> _Problem_: The records that follow should be retyped word for word.
^^^^
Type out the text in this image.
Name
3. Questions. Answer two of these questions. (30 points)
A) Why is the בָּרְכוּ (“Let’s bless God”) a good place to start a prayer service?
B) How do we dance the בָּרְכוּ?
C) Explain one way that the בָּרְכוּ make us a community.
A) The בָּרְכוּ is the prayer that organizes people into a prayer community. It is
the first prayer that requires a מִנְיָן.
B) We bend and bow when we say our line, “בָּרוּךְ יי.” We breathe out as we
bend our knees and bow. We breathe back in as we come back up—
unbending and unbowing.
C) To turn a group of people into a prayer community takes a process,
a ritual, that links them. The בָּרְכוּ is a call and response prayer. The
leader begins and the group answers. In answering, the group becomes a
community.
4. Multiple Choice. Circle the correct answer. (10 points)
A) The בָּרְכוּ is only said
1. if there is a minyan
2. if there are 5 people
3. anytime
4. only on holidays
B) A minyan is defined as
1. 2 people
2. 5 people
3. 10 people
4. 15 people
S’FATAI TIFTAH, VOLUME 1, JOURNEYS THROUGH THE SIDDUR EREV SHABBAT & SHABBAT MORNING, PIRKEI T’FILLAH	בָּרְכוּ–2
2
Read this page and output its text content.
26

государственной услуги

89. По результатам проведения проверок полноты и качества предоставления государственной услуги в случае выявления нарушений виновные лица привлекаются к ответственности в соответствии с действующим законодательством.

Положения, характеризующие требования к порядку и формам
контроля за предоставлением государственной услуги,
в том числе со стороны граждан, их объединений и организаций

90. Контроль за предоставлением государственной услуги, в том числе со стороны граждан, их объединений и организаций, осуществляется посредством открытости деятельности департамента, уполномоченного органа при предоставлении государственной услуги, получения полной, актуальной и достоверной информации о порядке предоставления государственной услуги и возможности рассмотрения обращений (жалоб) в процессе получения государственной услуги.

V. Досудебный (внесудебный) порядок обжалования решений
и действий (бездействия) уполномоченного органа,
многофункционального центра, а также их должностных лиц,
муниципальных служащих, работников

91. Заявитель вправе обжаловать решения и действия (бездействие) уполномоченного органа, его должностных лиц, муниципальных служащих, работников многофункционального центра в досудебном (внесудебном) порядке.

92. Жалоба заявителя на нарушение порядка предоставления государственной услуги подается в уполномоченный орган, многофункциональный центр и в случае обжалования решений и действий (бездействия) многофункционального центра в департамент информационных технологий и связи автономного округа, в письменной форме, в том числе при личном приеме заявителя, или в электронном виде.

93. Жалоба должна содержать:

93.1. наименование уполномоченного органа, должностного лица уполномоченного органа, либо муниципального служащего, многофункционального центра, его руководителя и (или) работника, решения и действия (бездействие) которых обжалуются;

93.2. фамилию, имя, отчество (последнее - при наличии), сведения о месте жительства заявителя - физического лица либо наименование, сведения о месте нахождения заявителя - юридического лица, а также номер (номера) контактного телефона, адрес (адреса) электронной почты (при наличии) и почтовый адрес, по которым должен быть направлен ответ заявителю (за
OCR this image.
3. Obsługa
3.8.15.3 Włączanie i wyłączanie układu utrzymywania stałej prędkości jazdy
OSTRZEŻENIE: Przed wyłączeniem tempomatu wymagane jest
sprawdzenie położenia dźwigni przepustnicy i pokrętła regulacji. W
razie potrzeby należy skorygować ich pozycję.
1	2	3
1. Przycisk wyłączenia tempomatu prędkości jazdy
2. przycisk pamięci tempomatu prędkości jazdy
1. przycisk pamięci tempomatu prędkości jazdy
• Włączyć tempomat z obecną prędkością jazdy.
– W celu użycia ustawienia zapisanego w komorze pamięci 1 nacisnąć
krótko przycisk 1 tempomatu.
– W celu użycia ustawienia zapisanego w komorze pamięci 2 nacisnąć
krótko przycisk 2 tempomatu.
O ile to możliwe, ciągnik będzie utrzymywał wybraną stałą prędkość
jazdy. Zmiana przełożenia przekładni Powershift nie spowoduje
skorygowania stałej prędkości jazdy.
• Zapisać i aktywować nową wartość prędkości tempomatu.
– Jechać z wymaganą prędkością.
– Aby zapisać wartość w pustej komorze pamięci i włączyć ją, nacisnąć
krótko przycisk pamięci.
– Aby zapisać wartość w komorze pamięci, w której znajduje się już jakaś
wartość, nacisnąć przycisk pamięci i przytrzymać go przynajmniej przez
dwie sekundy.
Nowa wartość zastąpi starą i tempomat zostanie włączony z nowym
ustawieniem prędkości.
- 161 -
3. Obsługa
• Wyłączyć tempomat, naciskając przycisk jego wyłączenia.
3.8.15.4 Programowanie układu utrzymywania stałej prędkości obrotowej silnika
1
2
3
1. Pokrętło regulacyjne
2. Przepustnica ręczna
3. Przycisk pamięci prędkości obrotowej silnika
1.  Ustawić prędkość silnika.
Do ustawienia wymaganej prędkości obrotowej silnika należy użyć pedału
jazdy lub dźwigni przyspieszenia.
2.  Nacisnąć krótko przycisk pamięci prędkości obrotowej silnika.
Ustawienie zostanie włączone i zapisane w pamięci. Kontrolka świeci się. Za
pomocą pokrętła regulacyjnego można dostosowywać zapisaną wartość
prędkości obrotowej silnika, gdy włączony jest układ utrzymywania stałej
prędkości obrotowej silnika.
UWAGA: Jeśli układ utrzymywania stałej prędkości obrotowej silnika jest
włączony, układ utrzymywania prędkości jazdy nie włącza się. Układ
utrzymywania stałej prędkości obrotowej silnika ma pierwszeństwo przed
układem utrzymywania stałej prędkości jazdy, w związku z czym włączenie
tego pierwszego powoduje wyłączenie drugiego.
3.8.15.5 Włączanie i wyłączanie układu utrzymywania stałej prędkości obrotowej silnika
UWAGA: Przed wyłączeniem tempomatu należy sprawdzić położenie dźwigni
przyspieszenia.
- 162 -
^^^^
> _Result of the exercise_:
Type out the text in this image.
Name
3. Questions. Answer two of these questions. (30 points)
A) Why is the בָּרְכוּ (“Let’s bless God”) a good place to start a prayer service?
B) How do we dance the בָּרְכוּ?
C) Explain one way that the בָּרְכוּ make us a community.
A) The בָּרְכוּ is the prayer that organizes people into a prayer community. It is
the first prayer that requires a מִנְיָן.
B) We bend and bow when we say our line, “בָּרוּךְ יי.” We breathe out as we
bend our knees and bow. We breathe back in as we come back up—
unbending and unbowing.
C) To turn a group of people into a prayer community takes a process,
a ritual, that links them. The בָּרְכוּ is a call and response prayer. The
leader begins and the group answers. In answering, the group becomes a
community.
4. Multiple Choice. Circle the correct answer. (10 points)
A) The בָּרְכוּ is only said
1. if there is a minyan
2. if there are 5 people
3. anytime
4. only on holidays
B) A minyan is defined as
1. 2 people
2. 5 people
3. 10 people
4. 15 people
S’FATAI TIFTAH, VOLUME 1, JOURNEYS THROUGH THE SIDDUR EREV SHABBAT & SHABBAT MORNING, PIRKEI T’FILLAH	בָּרְכוּ–2
2
Read this page and output its text content.
26

государственной услуги

89. По результатам проведения проверок полноты и качества предоставления государственной услуги в случае выявления нарушений виновные лица привлекаются к ответственности в соответствии с действующим законодательством.

Положения, характеризующие требования к порядку и формам
контроля за предоставлением государственной услуги,
в том числе со стороны граждан, их объединений и организаций

90. Контроль за предоставлением государственной услуги, в том числе со стороны граждан, их объединений и организаций, осуществляется посредством открытости деятельности департамента, уполномоченного органа при предоставлении государственной услуги, получения полной, актуальной и достоверной информации о порядке предоставления государственной услуги и возможности рассмотрения обращений (жалоб) в процессе получения государственной услуги.

V. Досудебный (внесудебный) порядок обжалования решений
и действий (бездействия) уполномоченного органа,
многофункционального центра, а также их должностных лиц,
муниципальных служащих, работников

91. Заявитель вправе обжаловать решения и действия (бездействие) уполномоченного органа, его должностных лиц, муниципальных служащих, работников многофункционального центра в досудебном (внесудебном) порядке.

92. Жалоба заявителя на нарушение порядка предоставления государственной услуги подается в уполномоченный орган, многофункциональный центр и в случае обжалования решений и действий (бездействия) многофункционального центра в департамент информационных технологий и связи автономного округа, в письменной форме, в том числе при личном приеме заявителя, или в электронном виде.

93. Жалоба должна содержать:

93.1. наименование уполномоченного органа, должностного лица уполномоченного органа, либо муниципального служащего, многофункционального центра, его руководителя и (или) работника, решения и действия (бездействие) которых обжалуются;

93.2. фамилию, имя, отчество (последнее - при наличии), сведения о месте жительства заявителя - физического лица либо наименование, сведения о месте нахождения заявителя - юридического лица, а также номер (номера) контактного телефона, адрес (адреса) электронной почты (при наличии) и почтовый адрес, по которым должен быть направлен ответ заявителю (за
OCR this image.
3. Obsługa
3.8.15.3 Włączanie i wyłączanie układu utrzymywania stałej prędkości jazdy
OSTRZEŻENIE: Przed wyłączeniem tempomatu wymagane jest
sprawdzenie położenia dźwigni przepustnicy i pokrętła regulacji. W
razie potrzeby należy skorygować ich pozycję.
1	2	3
1. Przycisk wyłączenia tempomatu prędkości jazdy
2. przycisk pamięci tempomatu prędkości jazdy
1. przycisk pamięci tempomatu prędkości jazdy
• Włączyć tempomat z obecną prędkością jazdy.
– W celu użycia ustawienia zapisanego w komorze pamięci 1 nacisnąć
krótko przycisk 1 tempomatu.
– W celu użycia ustawienia zapisanego w komorze pamięci 2 nacisnąć
krótko przycisk 2 tempomatu.
O ile to możliwe, ciągnik będzie utrzymywał wybraną stałą prędkość
jazdy. Zmiana przełożenia przekładni Powershift nie spowoduje
skorygowania stałej prędkości jazdy.
• Zapisać i aktywować nową wartość prędkości tempomatu.
– Jechać z wymaganą prędkością.
– Aby zapisać wartość w pustej komorze pamięci i włączyć ją, nacisnąć
krótko przycisk pamięci.
– Aby zapisać wartość w komorze pamięci, w której znajduje się już jakaś
wartość, nacisnąć przycisk pamięci i przytrzymać go przynajmniej przez
dwie sekundy.
Nowa wartość zastąpi starą i tempomat zostanie włączony z nowym
ustawieniem prędkości.
- 161 -
3. Obsługa
• Wyłączyć tempomat, naciskając przycisk jego wyłączenia.
3.8.15.4 Programowanie układu utrzymywania stałej prędkości obrotowej silnika
1
2
3
1. Pokrętło regulacyjne
2. Przepustnica ręczna
3. Przycisk pamięci prędkości obrotowej silnika
1.  Ustawić prędkość silnika.
Do ustawienia wymaganej prędkości obrotowej silnika należy użyć pedału
jazdy lub dźwigni przyspieszenia.
2.  Nacisnąć krótko przycisk pamięci prędkości obrotowej silnika.
Ustawienie zostanie włączone i zapisane w pamięci. Kontrolka świeci się. Za
pomocą pokrętła regulacyjnego można dostosowywać zapisaną wartość
prędkości obrotowej silnika, gdy włączony jest układ utrzymywania stałej
prędkości obrotowej silnika.
UWAGA: Jeśli układ utrzymywania stałej prędkości obrotowej silnika jest
włączony, układ utrzymywania prędkości jazdy nie włącza się. Układ
utrzymywania stałej prędkości obrotowej silnika ma pierwszeństwo przed
układem utrzymywania stałej prędkości jazdy, w związku z czym włączenie
tego pierwszego powoduje wyłączenie drugiego.
3.8.15.5 Włączanie i wyłączanie układu utrzymywania stałej prędkości obrotowej silnika
UWAGA: Przed wyłączeniem tempomatu należy sprawdzić położenie dźwigni
przyspieszenia.
- 162 -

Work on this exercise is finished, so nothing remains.